Print the listing as it stands, omitting all images.

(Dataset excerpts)
+ + + + + + +

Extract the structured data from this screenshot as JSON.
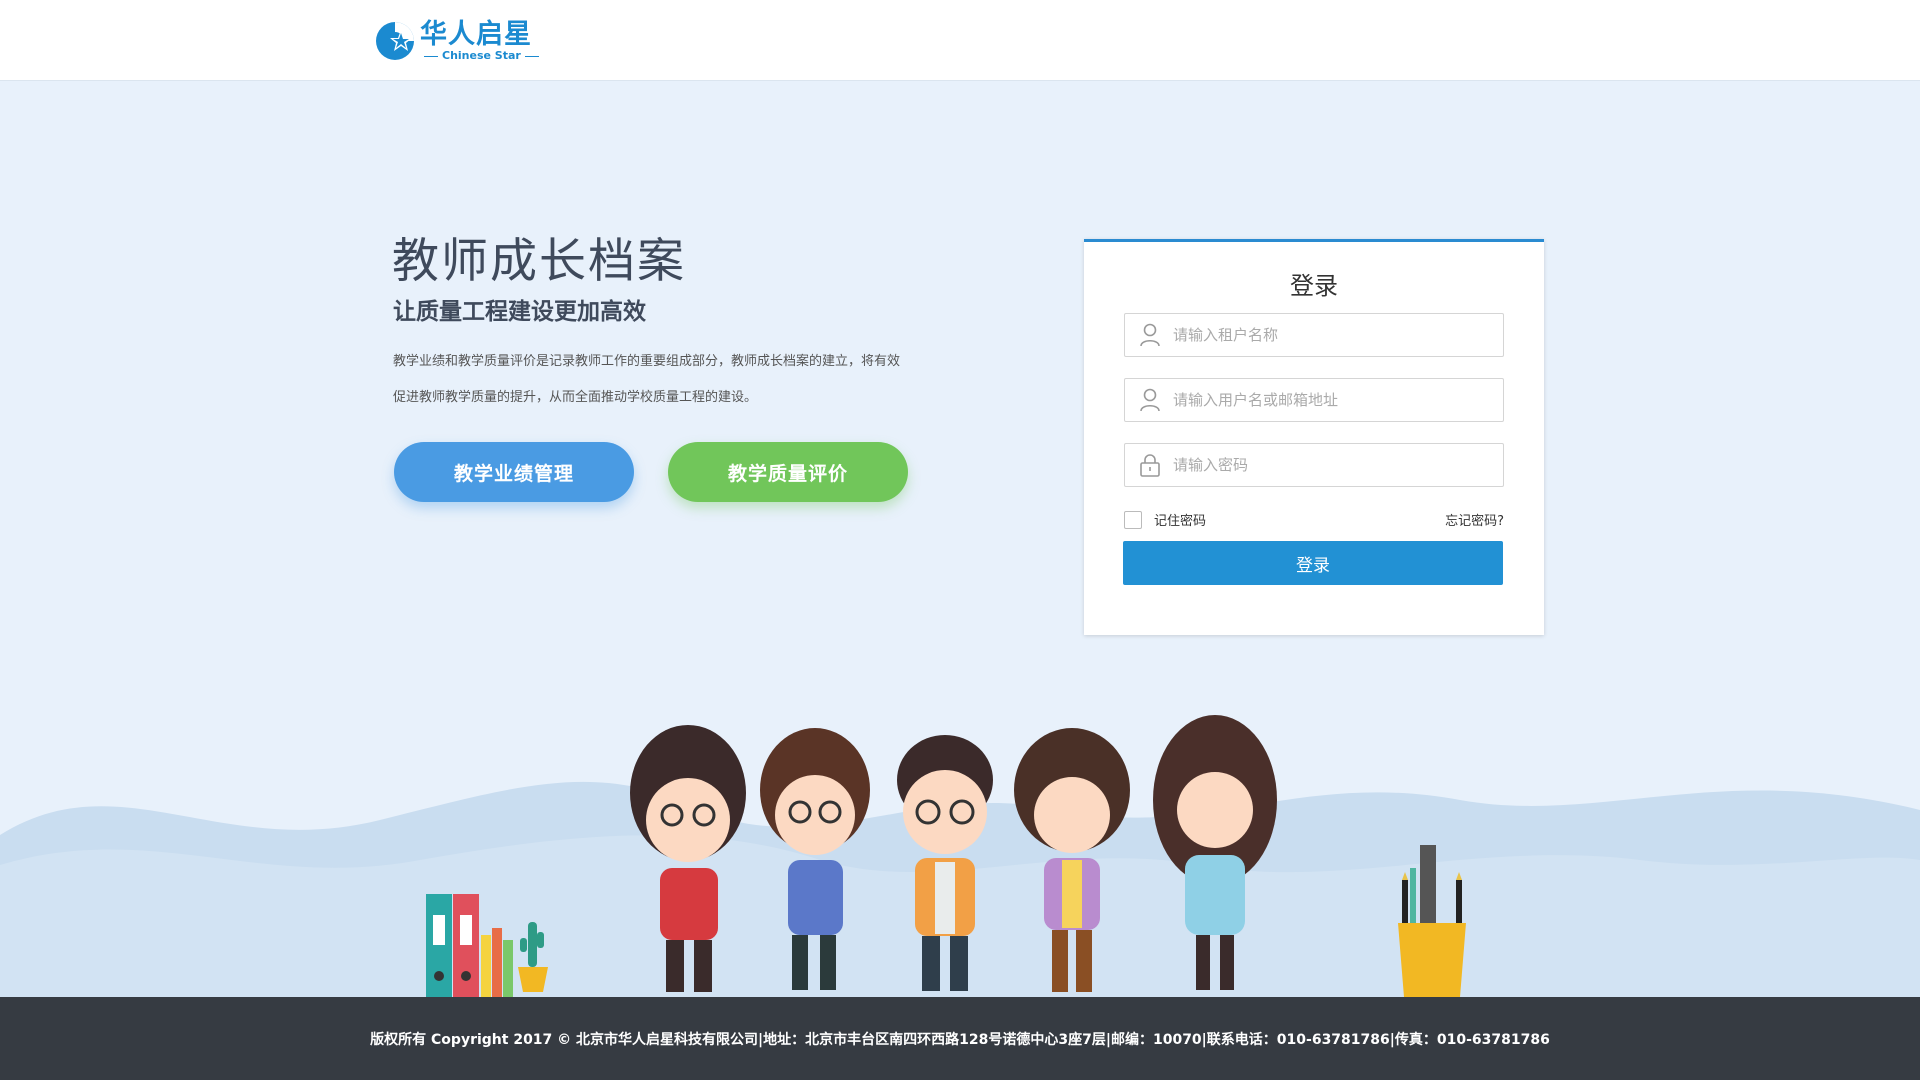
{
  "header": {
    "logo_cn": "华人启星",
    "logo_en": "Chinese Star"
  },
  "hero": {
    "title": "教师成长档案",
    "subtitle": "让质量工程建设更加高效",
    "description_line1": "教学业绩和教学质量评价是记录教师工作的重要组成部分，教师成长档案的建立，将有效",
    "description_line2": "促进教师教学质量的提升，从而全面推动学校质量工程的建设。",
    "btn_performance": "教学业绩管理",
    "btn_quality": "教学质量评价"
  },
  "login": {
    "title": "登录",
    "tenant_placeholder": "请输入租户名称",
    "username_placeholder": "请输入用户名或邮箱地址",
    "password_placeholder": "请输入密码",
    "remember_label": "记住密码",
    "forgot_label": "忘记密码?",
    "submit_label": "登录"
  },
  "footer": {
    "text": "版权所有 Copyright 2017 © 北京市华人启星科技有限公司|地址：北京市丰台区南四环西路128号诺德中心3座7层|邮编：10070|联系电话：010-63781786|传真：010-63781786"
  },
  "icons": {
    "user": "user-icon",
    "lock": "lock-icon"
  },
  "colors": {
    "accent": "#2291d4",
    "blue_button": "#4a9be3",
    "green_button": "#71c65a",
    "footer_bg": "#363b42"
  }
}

+ + + + + + +

- [Answer to the problem]
Extract the structured data from this screenshot as JSON.
{
  "header": {
    "logo_cn": "华人启星",
    "logo_en": "Chinese Star"
  },
  "hero": {
    "title": "教师成长档案",
    "subtitle": "让质量工程建设更加高效",
    "description_line1": "教学业绩和教学质量评价是记录教师工作的重要组成部分，教师成长档案的建立，将有效",
    "description_line2": "促进教师教学质量的提升，从而全面推动学校质量工程的建设。",
    "btn_performance": "教学业绩管理",
    "btn_quality": "教学质量评价"
  },
  "login": {
    "title": "登录",
    "tenant_placeholder": "请输入租户名称",
    "username_placeholder": "请输入用户名或邮箱地址",
    "password_placeholder": "请输入密码",
    "remember_label": "记住密码",
    "forgot_label": "忘记密码?",
    "submit_label": "登录"
  },
  "footer": {
    "text": "版权所有 Copyright 2017 © 北京市华人启星科技有限公司|地址：北京市丰台区南四环西路128号诺德中心3座7层|邮编：10070|联系电话：010-63781786|传真：010-63781786"
  },
  "icons": {
    "user": "user-icon",
    "lock": "lock-icon"
  },
  "colors": {
    "accent": "#2291d4",
    "blue_button": "#4a9be3",
    "green_button": "#71c65a",
    "footer_bg": "#363b42"
  }
}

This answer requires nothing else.